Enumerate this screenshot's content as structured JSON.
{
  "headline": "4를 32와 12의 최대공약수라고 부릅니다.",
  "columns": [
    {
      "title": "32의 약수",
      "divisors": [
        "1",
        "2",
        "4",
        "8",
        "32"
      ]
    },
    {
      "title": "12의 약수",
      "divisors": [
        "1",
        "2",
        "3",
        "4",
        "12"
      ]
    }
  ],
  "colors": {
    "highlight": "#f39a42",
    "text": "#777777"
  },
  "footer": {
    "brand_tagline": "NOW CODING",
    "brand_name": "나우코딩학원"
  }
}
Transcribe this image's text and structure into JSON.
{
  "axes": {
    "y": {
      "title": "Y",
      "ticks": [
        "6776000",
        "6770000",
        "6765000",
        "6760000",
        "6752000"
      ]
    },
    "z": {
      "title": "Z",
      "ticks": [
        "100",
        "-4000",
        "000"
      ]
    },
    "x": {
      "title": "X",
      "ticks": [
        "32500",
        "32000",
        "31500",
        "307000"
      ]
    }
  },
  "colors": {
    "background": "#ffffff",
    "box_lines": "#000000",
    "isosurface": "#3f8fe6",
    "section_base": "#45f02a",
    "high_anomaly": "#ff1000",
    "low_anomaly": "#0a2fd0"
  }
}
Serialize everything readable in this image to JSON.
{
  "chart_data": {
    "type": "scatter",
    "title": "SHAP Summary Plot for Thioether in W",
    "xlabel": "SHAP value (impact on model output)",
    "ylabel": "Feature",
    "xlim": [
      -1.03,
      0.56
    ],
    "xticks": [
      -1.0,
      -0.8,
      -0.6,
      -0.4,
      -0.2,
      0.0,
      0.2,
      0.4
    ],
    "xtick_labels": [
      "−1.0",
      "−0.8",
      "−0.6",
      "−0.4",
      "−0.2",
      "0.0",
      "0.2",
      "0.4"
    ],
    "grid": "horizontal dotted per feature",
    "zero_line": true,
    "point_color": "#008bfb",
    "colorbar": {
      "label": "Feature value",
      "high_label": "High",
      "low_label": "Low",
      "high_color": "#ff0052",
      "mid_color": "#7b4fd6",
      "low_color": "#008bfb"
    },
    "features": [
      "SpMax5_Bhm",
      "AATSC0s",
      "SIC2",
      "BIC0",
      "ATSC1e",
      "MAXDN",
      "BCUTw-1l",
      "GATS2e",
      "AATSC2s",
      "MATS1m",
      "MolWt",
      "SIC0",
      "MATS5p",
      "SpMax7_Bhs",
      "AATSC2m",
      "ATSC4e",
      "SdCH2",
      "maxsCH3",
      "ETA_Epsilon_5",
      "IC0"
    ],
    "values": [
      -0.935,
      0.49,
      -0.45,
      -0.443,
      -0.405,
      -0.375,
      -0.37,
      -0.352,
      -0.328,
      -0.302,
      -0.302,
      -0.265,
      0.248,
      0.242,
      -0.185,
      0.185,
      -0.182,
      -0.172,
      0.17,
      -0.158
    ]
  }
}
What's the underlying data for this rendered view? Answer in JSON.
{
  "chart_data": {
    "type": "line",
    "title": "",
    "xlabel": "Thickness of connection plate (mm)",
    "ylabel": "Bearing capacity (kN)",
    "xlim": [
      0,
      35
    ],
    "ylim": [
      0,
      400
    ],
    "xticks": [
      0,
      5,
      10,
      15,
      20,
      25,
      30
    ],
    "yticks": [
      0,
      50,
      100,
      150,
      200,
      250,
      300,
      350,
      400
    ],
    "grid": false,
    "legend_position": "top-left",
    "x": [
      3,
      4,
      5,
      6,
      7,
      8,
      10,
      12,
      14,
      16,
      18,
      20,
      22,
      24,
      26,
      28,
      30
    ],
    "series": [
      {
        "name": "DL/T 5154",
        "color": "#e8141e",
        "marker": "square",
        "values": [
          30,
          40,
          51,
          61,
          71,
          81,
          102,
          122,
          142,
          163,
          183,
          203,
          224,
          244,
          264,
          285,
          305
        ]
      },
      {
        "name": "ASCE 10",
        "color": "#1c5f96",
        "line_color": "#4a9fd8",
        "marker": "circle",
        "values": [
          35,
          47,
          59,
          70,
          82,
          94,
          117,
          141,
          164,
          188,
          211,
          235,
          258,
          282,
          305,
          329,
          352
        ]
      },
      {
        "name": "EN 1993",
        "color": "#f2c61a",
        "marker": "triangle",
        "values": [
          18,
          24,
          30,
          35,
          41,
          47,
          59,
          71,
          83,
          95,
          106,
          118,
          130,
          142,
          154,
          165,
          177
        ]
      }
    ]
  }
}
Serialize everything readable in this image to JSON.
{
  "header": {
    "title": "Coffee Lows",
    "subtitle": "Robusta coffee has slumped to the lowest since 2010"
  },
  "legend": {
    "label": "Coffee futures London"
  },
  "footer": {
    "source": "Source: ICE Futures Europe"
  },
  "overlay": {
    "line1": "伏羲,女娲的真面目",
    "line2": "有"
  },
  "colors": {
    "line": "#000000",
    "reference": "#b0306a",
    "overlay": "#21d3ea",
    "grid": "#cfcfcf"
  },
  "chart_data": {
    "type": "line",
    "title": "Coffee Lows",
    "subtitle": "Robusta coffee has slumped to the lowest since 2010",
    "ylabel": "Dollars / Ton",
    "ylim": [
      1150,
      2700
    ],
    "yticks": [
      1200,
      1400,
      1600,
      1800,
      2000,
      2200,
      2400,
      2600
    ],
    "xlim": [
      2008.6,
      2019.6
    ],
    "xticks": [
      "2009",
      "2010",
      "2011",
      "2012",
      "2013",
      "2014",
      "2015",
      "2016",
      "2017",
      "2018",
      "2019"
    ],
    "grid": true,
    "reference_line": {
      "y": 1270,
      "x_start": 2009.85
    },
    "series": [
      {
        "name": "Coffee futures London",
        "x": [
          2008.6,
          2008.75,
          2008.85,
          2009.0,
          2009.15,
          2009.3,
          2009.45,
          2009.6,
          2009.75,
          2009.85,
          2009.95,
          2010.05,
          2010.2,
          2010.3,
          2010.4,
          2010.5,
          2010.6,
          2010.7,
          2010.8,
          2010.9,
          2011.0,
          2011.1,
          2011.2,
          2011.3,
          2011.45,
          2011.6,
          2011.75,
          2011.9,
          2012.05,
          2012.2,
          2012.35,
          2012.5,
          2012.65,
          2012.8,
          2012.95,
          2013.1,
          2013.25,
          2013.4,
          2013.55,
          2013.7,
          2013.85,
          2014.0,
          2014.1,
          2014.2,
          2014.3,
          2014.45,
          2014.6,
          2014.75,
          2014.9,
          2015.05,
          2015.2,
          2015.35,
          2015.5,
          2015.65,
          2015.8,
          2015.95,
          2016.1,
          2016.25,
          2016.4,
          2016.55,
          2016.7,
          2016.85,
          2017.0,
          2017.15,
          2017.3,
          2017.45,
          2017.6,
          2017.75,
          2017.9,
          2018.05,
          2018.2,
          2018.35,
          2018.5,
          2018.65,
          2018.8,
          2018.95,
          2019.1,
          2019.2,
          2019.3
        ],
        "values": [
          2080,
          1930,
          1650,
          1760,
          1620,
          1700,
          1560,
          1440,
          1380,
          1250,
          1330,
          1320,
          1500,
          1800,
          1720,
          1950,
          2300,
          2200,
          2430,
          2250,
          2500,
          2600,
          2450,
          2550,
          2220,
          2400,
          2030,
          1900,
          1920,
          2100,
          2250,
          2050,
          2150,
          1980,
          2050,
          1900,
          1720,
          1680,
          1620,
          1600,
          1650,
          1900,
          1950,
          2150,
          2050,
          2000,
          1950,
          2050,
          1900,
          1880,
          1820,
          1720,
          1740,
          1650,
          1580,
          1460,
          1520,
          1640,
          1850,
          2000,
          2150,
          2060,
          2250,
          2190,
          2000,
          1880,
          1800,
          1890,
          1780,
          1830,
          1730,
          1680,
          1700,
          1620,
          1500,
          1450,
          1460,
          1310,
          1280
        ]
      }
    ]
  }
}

+++++

**Task**
Return every line in the listing that contains the word "since".

**Answer to this task**
    "subtitle": "Robusta coffee has slumped to the lowest since 2010"
    "subtitle": "Robusta coffee has slumped to the lowest since 2010",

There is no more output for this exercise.